▶ **SET PROBLEM**
For each line of the data below that holds "Interesse", copy the line.

Collection entries
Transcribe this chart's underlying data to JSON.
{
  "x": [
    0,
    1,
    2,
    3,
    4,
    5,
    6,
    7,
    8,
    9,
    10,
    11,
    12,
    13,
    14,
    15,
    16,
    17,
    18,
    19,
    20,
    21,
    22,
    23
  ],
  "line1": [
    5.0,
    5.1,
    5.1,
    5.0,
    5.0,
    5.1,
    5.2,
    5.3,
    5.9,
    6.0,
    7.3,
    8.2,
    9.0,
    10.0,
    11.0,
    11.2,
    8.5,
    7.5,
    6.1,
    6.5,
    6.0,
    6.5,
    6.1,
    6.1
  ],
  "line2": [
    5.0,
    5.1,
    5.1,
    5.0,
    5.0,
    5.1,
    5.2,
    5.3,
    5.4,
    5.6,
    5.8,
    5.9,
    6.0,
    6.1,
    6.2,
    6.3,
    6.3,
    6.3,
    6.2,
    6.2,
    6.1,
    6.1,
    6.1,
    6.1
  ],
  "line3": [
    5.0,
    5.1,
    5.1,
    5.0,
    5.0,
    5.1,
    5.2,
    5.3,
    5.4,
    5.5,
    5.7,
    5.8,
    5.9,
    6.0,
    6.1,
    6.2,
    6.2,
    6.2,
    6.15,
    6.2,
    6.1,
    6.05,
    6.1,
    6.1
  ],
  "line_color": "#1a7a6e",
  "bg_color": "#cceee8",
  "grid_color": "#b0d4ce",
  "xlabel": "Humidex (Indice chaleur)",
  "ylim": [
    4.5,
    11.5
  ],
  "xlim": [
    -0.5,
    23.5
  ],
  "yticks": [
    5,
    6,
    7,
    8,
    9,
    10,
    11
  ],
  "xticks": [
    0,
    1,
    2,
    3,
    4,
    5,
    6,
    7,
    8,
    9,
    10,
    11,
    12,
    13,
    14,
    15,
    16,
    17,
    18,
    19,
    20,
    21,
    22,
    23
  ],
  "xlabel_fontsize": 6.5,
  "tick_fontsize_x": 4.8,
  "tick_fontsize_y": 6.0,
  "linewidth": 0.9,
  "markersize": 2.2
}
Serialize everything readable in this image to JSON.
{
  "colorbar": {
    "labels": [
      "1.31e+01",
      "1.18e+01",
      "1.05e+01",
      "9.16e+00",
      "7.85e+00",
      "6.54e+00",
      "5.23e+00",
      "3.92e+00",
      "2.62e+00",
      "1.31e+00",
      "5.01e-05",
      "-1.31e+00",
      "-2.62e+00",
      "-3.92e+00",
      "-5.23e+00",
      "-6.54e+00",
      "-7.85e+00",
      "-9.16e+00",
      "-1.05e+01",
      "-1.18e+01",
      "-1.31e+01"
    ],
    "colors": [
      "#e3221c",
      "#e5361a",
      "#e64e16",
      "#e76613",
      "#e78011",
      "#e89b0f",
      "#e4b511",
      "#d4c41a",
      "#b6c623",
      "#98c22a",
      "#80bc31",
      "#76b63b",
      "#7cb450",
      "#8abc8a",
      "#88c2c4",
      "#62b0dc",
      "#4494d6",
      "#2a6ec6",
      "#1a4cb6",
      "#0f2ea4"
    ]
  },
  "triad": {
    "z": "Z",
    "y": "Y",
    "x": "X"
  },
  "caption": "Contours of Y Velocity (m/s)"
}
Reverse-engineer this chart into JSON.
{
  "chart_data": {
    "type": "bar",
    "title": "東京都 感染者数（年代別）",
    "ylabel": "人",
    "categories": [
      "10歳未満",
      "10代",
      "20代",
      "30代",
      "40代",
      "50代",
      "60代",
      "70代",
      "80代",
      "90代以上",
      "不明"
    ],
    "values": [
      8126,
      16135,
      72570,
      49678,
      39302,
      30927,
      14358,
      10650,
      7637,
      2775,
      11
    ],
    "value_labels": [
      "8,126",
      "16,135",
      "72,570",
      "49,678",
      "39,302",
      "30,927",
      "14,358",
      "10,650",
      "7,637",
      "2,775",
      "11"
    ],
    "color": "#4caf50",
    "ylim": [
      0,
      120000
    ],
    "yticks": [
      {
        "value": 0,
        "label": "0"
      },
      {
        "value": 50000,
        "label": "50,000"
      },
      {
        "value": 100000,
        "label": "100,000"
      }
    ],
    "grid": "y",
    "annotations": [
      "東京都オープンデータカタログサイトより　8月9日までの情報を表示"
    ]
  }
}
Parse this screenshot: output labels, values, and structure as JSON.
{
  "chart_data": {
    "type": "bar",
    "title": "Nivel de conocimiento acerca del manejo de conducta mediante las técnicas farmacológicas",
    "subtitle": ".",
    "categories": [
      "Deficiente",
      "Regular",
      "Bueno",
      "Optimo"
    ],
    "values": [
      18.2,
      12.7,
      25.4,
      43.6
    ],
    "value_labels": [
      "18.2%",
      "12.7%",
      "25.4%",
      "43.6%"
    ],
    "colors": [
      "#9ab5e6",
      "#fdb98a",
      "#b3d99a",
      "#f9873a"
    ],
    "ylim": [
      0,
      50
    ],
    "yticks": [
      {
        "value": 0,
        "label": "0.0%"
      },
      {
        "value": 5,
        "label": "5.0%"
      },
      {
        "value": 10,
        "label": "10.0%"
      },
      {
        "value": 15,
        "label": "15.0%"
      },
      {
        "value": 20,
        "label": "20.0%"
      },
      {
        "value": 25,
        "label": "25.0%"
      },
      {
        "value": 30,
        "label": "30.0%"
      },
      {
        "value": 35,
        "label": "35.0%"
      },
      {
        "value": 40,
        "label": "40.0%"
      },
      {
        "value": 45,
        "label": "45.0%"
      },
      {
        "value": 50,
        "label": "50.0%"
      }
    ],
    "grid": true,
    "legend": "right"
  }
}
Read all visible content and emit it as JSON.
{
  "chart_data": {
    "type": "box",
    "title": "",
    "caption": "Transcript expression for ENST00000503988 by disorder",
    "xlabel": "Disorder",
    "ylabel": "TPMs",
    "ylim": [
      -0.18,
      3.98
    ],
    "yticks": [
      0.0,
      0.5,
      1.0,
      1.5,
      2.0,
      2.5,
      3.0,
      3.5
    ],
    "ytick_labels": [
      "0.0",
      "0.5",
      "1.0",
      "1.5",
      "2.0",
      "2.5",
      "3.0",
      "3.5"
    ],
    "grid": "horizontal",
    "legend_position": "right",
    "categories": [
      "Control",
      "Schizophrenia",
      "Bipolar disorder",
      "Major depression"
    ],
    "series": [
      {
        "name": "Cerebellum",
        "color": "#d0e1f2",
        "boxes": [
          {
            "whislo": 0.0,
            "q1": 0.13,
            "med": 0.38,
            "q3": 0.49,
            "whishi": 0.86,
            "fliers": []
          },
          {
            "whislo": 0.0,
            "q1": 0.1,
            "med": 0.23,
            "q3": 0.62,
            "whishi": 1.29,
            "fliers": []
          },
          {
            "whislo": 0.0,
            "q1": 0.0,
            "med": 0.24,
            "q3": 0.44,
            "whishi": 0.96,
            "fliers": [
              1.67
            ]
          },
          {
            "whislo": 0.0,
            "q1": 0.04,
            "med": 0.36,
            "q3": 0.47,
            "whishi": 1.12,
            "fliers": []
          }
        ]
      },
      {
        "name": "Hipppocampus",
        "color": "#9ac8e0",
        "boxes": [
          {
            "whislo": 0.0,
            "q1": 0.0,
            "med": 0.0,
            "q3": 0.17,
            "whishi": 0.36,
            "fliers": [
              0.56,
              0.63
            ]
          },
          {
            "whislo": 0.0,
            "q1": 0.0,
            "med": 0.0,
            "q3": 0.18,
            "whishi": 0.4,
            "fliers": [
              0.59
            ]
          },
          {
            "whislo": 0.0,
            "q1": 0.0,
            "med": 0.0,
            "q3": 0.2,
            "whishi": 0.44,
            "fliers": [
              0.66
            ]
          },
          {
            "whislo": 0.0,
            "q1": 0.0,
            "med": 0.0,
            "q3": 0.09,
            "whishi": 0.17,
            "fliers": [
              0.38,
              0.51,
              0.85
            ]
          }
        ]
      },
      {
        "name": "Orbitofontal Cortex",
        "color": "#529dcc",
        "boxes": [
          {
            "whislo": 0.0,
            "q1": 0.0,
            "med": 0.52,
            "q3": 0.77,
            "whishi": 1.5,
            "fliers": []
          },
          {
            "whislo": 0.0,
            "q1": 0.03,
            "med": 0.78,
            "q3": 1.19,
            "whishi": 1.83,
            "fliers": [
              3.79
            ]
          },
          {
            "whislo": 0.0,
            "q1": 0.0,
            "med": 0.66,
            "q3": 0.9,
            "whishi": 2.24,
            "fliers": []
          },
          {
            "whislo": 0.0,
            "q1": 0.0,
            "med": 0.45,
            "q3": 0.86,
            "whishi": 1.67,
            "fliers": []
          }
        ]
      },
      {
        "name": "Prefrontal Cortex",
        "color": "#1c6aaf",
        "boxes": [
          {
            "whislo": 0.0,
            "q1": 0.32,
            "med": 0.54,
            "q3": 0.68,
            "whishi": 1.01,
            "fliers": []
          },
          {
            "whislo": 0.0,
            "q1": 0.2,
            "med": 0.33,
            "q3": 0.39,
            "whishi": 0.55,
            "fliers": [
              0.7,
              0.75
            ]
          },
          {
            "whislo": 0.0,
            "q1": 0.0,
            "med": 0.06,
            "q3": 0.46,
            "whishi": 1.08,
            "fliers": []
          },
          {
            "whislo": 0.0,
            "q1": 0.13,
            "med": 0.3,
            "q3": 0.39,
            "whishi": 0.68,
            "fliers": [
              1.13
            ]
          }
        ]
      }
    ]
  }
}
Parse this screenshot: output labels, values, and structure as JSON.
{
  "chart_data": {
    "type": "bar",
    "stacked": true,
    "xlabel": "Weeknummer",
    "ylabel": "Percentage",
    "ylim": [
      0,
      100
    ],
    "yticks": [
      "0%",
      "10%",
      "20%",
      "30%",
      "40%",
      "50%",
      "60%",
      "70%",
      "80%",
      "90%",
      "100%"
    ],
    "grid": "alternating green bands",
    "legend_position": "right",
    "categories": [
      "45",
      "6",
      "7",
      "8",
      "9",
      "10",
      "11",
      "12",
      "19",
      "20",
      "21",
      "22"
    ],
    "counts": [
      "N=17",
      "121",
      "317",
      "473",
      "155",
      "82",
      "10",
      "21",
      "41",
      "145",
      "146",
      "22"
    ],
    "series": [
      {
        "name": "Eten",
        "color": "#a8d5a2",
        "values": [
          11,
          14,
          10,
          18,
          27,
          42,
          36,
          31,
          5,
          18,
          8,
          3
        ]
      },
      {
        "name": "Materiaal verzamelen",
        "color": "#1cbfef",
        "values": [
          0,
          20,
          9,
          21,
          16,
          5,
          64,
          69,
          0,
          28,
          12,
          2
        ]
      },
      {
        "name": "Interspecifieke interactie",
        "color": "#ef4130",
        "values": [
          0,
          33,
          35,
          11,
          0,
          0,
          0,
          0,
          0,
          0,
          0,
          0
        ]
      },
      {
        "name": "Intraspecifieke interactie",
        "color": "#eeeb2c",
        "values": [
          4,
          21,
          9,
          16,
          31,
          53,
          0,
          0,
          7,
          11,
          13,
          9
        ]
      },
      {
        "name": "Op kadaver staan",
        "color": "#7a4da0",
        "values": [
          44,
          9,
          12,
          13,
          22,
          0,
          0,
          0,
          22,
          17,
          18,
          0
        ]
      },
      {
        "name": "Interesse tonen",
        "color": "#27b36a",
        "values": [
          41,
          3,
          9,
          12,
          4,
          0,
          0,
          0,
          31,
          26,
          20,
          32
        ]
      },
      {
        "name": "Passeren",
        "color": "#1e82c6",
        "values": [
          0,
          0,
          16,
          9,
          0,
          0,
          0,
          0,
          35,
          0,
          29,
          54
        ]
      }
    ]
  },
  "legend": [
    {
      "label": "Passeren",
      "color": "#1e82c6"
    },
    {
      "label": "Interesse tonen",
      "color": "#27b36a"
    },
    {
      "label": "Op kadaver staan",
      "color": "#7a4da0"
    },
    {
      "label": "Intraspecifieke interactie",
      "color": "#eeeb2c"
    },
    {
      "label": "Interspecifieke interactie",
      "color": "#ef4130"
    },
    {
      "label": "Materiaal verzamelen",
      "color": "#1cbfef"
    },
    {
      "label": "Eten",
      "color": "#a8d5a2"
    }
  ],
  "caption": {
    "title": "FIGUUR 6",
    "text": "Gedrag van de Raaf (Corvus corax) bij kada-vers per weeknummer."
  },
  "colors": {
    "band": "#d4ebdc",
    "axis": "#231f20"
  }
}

▶ **REPLY**
        "name": "Interesse tonen",
      "label": "Interesse tonen",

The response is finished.